**YOUR TASK**
Below are some records; give them all again exactly, but not the pictures.

▬▬▬

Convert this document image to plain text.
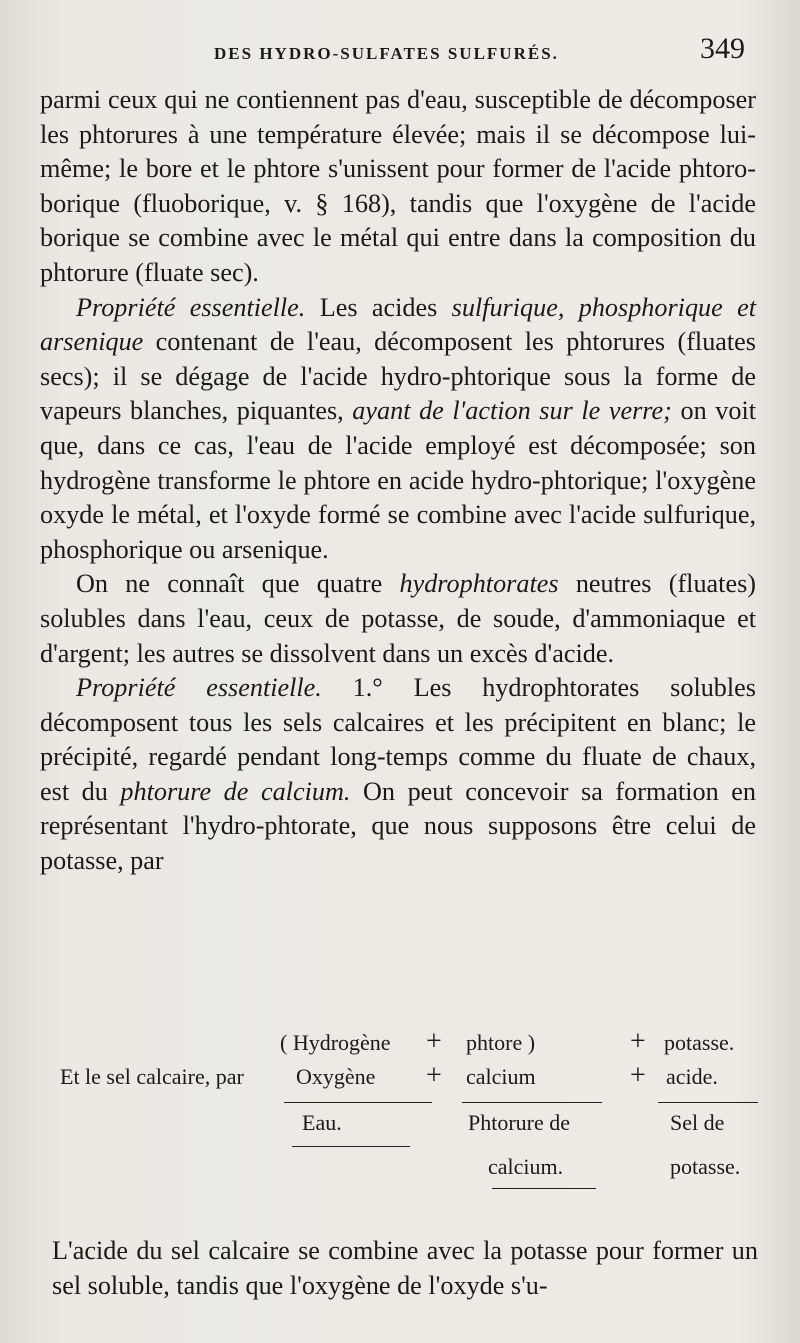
DES HYDRO-SULFATES SULFURÉS.	349

parmi ceux qui ne contiennent pas d'eau, susceptible de décomposer les phtorures à une température élevée; mais il se décompose lui-même; le bore et le phtore s'unissent pour former de l'acide phtoro-borique (fluoborique, v. § 168), tandis que l'oxygène de l'acide borique se combine avec le métal qui entre dans la composition du phtorure (fluate sec).

Propriété essentielle. Les acides sulfurique, phosphorique et arsenique contenant de l'eau, décomposent les phtorures (fluates secs); il se dégage de l'acide hydro-phtorique sous la forme de vapeurs blanches, piquantes, ayant de l'action sur le verre; on voit que, dans ce cas, l'eau de l'acide employé est décomposée; son hydrogène transforme le phtore en acide hydro-phtorique; l'oxygène oxyde le métal, et l'oxyde formé se combine avec l'acide sulfurique, phosphorique ou arsenique.

On ne connaît que quatre hydrophtorates neutres (fluates) solubles dans l'eau, ceux de potasse, de soude, d'ammoniaque et d'argent; les autres se dissolvent dans un excès d'acide.

Propriété essentielle. 1.° Les hydrophtorates solubles décomposent tous les sels calcaires et les précipitent en blanc; le précipité, regardé pendant long-temps comme du fluate de chaux, est du phtorure de calcium. On peut concevoir sa formation en représentant l'hydro-phtorate, que nous supposons être celui de potasse, par

( Hydrogène + phtore )	+ potasse.
Et le sel calcaire, par Oxygène + calcium	+ acide.
Eau.	Phtorure de
calcium.
Sel de
potasse.

L'acide du sel calcaire se combine avec la potasse pour former un sel soluble, tandis que l'oxygène de l'oxyde s'u-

▬▬▬

**EXERCISE OUTPUT**
Convert this document image to plain text.
DES HYDRO-SULFATES SULFURÉS.	349

parmi ceux qui ne contiennent pas d'eau, susceptible de décomposer les phtorures à une température élevée; mais il se décompose lui-même; le bore et le phtore s'unissent pour former de l'acide phtoro-borique (fluoborique, v. § 168), tandis que l'oxygène de l'acide borique se combine avec le métal qui entre dans la composition du phtorure (fluate sec).

Propriété essentielle. Les acides sulfurique, phosphorique et arsenique contenant de l'eau, décomposent les phtorures (fluates secs); il se dégage de l'acide hydro-phtorique sous la forme de vapeurs blanches, piquantes, ayant de l'action sur le verre; on voit que, dans ce cas, l'eau de l'acide employé est décomposée; son hydrogène transforme le phtore en acide hydro-phtorique; l'oxygène oxyde le métal, et l'oxyde formé se combine avec l'acide sulfurique, phosphorique ou arsenique.

On ne connaît que quatre hydrophtorates neutres (fluates) solubles dans l'eau, ceux de potasse, de soude, d'ammoniaque et d'argent; les autres se dissolvent dans un excès d'acide.

Propriété essentielle. 1.° Les hydrophtorates solubles décomposent tous les sels calcaires et les précipitent en blanc; le précipité, regardé pendant long-temps comme du fluate de chaux, est du phtorure de calcium. On peut concevoir sa formation en représentant l'hydro-phtorate, que nous supposons être celui de potasse, par

( Hydrogène + phtore )	+ potasse.
Et le sel calcaire, par Oxygène + calcium	+ acide.
Eau.	Phtorure de
calcium.
Sel de
potasse.

L'acide du sel calcaire se combine avec la potasse pour former un sel soluble, tandis que l'oxygène de l'oxyde s'u-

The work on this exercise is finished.